INSTRUCTIONS TO FOLLOW:
Each line of the material must be repeated precisely, with the pictures left out.
===
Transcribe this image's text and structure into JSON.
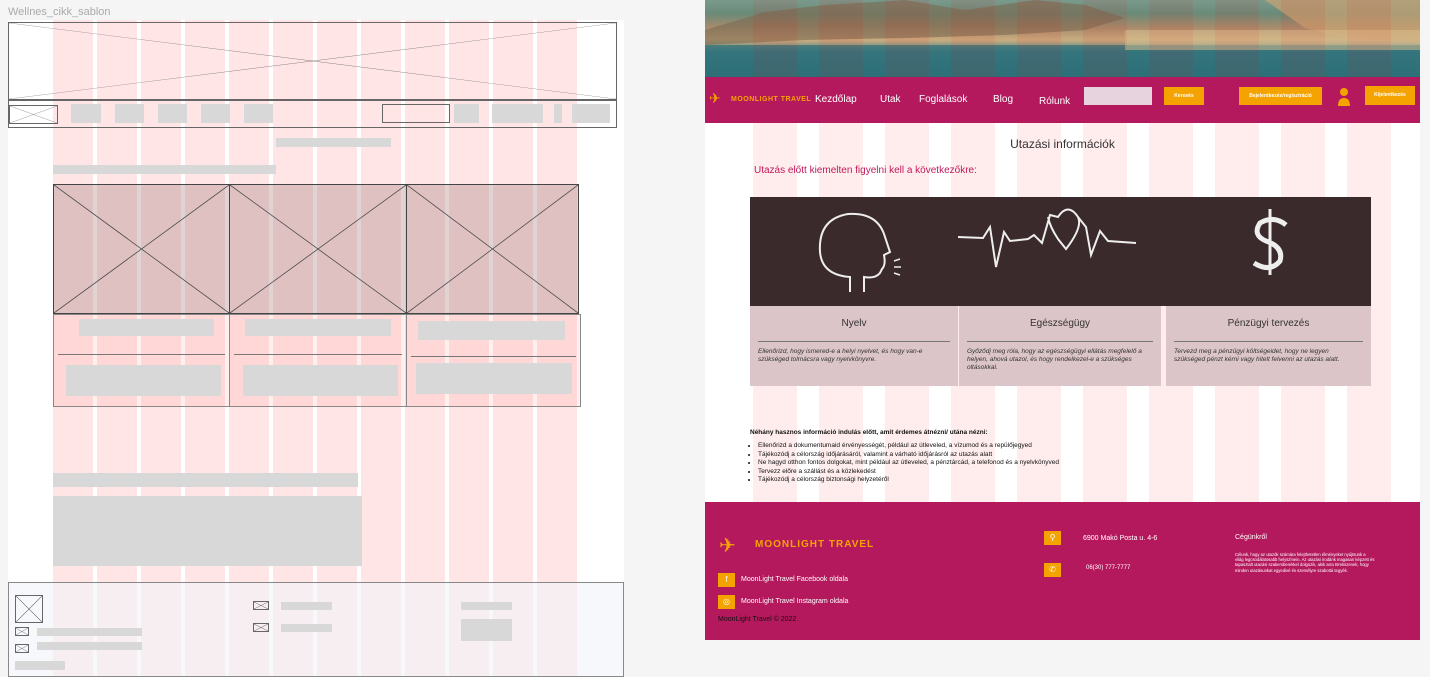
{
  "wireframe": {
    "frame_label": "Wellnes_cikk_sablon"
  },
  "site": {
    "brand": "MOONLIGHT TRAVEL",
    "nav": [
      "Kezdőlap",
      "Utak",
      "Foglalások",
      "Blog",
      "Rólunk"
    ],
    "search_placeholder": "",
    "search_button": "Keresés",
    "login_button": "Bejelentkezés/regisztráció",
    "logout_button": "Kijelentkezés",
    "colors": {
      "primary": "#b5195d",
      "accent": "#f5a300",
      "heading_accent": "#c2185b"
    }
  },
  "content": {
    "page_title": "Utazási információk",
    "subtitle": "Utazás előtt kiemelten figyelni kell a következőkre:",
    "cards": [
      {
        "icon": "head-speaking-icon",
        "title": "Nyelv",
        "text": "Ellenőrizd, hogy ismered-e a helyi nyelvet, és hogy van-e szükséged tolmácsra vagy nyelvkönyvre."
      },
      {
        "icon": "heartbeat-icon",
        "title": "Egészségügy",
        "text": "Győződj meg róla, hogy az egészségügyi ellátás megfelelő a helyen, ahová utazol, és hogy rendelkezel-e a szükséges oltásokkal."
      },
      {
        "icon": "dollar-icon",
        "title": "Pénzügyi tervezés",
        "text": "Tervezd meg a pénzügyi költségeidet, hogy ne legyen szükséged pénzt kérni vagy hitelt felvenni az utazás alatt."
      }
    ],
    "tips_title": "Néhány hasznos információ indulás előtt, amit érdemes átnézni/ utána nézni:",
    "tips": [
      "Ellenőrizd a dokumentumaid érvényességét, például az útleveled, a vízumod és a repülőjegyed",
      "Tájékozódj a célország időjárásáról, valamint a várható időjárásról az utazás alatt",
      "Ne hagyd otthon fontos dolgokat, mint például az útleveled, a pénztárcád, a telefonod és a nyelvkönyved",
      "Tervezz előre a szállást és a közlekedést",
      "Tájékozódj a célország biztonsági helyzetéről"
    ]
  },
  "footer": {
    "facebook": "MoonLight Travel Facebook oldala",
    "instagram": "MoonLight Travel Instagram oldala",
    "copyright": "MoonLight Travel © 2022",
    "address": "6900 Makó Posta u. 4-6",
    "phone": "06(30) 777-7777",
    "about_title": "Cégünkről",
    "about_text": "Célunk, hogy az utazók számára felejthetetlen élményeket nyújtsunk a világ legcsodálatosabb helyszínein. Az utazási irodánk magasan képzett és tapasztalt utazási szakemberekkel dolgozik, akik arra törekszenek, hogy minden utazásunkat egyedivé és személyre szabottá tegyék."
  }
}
===
WRITTEN RESPONSE:
Transcribe this image's text and structure into JSON.
{
  "wireframe": {
    "frame_label": "Wellnes_cikk_sablon"
  },
  "site": {
    "brand": "MOONLIGHT TRAVEL",
    "nav": [
      "Kezdőlap",
      "Utak",
      "Foglalások",
      "Blog",
      "Rólunk"
    ],
    "search_placeholder": "",
    "search_button": "Keresés",
    "login_button": "Bejelentkezés/regisztráció",
    "logout_button": "Kijelentkezés",
    "colors": {
      "primary": "#b5195d",
      "accent": "#f5a300",
      "heading_accent": "#c2185b"
    }
  },
  "content": {
    "page_title": "Utazási információk",
    "subtitle": "Utazás előtt kiemelten figyelni kell a következőkre:",
    "cards": [
      {
        "icon": "head-speaking-icon",
        "title": "Nyelv",
        "text": "Ellenőrizd, hogy ismered-e a helyi nyelvet, és hogy van-e szükséged tolmácsra vagy nyelvkönyvre."
      },
      {
        "icon": "heartbeat-icon",
        "title": "Egészségügy",
        "text": "Győződj meg róla, hogy az egészségügyi ellátás megfelelő a helyen, ahová utazol, és hogy rendelkezel-e a szükséges oltásokkal."
      },
      {
        "icon": "dollar-icon",
        "title": "Pénzügyi tervezés",
        "text": "Tervezd meg a pénzügyi költségeidet, hogy ne legyen szükséged pénzt kérni vagy hitelt felvenni az utazás alatt."
      }
    ],
    "tips_title": "Néhány hasznos információ indulás előtt, amit érdemes átnézni/ utána nézni:",
    "tips": [
      "Ellenőrizd a dokumentumaid érvényességét, például az útleveled, a vízumod és a repülőjegyed",
      "Tájékozódj a célország időjárásáról, valamint a várható időjárásról az utazás alatt",
      "Ne hagyd otthon fontos dolgokat, mint például az útleveled, a pénztárcád, a telefonod és a nyelvkönyved",
      "Tervezz előre a szállást és a közlekedést",
      "Tájékozódj a célország biztonsági helyzetéről"
    ]
  },
  "footer": {
    "facebook": "MoonLight Travel Facebook oldala",
    "instagram": "MoonLight Travel Instagram oldala",
    "copyright": "MoonLight Travel © 2022",
    "address": "6900 Makó Posta u. 4-6",
    "phone": "06(30) 777-7777",
    "about_title": "Cégünkről",
    "about_text": "Célunk, hogy az utazók számára felejthetetlen élményeket nyújtsunk a világ legcsodálatosabb helyszínein. Az utazási irodánk magasan képzett és tapasztalt utazási szakemberekkel dolgozik, akik arra törekszenek, hogy minden utazásunkat egyedivé és személyre szabottá tegyék."
  }
}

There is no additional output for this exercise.